[JOB]
Look through the records and report how many lines include the word "climatology", with no other words.

[RECORDED DATA]
[Begin]

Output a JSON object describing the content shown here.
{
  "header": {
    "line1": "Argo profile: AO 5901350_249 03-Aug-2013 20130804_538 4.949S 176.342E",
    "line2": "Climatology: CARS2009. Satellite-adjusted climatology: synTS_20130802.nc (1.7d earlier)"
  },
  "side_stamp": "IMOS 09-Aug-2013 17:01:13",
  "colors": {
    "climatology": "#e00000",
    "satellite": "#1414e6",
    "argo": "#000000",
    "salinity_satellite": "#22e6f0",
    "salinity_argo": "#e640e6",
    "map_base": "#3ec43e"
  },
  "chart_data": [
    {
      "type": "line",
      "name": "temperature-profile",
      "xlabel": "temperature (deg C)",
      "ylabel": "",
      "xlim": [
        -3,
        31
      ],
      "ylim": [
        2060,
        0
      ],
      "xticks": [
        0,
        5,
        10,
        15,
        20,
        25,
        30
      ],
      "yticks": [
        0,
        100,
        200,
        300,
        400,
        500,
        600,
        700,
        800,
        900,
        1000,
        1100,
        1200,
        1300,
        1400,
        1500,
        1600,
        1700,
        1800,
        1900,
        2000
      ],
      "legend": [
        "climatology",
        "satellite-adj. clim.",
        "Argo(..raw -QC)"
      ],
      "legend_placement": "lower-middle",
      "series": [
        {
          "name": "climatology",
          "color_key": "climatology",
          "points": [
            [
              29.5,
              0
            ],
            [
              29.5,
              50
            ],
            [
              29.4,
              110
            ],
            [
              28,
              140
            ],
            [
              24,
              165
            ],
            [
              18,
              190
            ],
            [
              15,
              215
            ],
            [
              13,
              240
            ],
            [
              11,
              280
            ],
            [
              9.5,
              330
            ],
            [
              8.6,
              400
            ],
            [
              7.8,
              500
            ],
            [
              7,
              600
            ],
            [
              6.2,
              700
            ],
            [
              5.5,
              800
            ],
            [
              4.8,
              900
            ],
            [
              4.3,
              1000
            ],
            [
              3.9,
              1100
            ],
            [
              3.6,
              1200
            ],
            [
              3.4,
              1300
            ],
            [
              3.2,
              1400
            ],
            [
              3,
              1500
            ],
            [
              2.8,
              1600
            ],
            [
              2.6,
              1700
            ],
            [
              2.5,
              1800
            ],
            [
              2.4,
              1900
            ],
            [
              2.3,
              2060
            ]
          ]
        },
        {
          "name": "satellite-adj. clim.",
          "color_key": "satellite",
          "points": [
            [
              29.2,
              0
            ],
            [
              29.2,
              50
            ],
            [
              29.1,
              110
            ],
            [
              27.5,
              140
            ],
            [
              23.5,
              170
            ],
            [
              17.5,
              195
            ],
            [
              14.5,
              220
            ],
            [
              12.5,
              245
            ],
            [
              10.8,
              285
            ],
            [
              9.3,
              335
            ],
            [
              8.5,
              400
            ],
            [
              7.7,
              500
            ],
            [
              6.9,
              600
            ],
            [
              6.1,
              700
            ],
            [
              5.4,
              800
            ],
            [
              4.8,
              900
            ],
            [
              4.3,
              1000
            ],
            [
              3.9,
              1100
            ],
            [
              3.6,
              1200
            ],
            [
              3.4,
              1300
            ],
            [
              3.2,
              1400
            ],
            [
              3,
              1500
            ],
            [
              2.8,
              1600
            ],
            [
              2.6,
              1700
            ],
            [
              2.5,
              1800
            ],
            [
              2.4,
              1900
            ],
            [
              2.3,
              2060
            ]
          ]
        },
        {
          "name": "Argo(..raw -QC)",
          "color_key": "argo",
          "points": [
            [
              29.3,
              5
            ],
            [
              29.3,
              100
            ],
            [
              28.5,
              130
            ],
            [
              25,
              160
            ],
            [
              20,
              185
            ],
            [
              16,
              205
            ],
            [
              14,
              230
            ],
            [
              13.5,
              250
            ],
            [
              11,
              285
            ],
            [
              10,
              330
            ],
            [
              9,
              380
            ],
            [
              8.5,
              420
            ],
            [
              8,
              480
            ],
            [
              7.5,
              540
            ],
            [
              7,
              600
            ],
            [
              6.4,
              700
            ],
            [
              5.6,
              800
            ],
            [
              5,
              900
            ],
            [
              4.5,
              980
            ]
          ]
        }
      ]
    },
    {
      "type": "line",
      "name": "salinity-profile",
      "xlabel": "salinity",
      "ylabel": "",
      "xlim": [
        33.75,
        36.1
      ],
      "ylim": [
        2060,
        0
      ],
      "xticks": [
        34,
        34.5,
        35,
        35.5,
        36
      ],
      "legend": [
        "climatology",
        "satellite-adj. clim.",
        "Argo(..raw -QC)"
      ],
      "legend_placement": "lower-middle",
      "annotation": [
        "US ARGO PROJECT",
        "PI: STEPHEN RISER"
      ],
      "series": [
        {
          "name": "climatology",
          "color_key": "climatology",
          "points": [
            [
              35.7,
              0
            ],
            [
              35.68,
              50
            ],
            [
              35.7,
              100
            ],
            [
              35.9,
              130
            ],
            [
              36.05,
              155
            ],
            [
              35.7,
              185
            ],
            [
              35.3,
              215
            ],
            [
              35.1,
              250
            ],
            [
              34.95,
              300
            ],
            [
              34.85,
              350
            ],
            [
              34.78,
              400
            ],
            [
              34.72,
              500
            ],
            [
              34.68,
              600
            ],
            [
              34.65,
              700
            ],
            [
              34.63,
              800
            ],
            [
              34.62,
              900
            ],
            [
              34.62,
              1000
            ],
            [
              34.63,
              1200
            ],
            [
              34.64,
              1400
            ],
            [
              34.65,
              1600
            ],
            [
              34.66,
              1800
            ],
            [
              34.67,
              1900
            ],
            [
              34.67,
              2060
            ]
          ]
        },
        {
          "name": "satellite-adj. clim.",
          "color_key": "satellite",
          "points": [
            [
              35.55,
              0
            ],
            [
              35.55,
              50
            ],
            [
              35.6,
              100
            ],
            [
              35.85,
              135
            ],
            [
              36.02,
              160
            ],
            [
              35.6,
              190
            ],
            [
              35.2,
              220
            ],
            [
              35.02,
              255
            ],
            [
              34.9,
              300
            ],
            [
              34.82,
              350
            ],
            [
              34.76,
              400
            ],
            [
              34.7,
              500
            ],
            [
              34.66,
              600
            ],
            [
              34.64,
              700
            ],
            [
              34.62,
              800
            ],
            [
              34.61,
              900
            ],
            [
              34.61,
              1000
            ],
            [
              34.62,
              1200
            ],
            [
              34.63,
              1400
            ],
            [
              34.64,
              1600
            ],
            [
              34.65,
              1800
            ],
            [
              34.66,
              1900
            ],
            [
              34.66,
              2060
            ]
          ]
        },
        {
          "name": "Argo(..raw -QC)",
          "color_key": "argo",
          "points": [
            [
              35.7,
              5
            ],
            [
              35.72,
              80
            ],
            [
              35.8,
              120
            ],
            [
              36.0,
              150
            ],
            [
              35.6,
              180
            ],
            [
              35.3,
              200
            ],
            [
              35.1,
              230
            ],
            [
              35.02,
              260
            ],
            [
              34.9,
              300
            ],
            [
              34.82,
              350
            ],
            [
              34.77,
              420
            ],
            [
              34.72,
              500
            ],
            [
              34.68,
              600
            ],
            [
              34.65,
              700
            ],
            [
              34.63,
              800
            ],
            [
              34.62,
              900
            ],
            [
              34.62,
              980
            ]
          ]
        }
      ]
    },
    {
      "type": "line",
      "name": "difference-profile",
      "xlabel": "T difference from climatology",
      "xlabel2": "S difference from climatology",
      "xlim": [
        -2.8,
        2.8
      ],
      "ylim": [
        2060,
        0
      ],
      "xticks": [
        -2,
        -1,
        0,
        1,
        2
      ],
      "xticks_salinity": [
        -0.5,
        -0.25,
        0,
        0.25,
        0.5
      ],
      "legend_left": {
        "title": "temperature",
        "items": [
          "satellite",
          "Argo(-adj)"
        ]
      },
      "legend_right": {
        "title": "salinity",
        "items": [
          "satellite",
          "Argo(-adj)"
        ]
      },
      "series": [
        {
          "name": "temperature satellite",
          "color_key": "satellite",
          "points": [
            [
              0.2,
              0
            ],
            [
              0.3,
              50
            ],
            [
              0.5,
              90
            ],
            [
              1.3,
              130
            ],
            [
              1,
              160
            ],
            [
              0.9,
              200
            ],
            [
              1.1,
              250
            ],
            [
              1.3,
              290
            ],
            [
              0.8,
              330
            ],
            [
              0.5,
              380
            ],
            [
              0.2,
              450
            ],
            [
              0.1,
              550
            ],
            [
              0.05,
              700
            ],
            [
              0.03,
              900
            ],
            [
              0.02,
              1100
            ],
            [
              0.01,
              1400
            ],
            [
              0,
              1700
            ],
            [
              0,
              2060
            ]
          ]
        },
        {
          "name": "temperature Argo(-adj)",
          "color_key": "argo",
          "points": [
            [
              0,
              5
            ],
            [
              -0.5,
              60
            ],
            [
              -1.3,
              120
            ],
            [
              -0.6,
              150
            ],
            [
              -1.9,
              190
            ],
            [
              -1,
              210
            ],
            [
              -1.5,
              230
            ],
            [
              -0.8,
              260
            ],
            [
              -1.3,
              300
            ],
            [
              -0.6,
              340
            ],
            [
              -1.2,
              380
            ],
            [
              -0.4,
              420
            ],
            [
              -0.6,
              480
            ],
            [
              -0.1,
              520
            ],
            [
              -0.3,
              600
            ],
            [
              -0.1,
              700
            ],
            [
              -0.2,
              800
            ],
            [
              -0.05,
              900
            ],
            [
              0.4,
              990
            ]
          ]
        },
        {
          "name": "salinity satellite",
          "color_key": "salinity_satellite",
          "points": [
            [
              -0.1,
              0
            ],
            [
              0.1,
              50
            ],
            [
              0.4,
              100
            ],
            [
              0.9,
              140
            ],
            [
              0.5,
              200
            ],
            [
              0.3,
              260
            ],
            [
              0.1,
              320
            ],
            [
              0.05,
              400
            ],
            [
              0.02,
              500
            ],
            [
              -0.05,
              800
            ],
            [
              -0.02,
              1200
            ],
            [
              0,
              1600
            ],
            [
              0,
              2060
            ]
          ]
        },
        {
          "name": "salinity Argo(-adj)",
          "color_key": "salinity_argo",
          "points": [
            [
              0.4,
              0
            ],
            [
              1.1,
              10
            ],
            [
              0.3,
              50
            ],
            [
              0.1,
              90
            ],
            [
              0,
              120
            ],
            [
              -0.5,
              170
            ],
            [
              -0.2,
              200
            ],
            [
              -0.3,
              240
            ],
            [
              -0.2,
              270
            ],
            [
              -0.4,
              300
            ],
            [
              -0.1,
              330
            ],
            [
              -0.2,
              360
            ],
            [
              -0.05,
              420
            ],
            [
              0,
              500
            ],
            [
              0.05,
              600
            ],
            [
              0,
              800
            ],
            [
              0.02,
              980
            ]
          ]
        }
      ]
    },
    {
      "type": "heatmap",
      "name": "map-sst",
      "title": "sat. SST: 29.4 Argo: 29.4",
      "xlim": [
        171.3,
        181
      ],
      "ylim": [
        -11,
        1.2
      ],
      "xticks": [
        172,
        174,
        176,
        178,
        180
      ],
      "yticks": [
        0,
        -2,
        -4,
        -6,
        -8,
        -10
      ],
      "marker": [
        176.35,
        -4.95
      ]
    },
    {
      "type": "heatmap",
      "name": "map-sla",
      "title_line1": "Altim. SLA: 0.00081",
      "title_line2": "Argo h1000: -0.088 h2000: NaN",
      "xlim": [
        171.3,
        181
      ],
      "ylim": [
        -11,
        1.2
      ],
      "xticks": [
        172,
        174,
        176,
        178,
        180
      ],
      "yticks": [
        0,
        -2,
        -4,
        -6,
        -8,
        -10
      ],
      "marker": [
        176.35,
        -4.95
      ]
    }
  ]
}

[End]

[SOLUTION TO THIS TASK]
10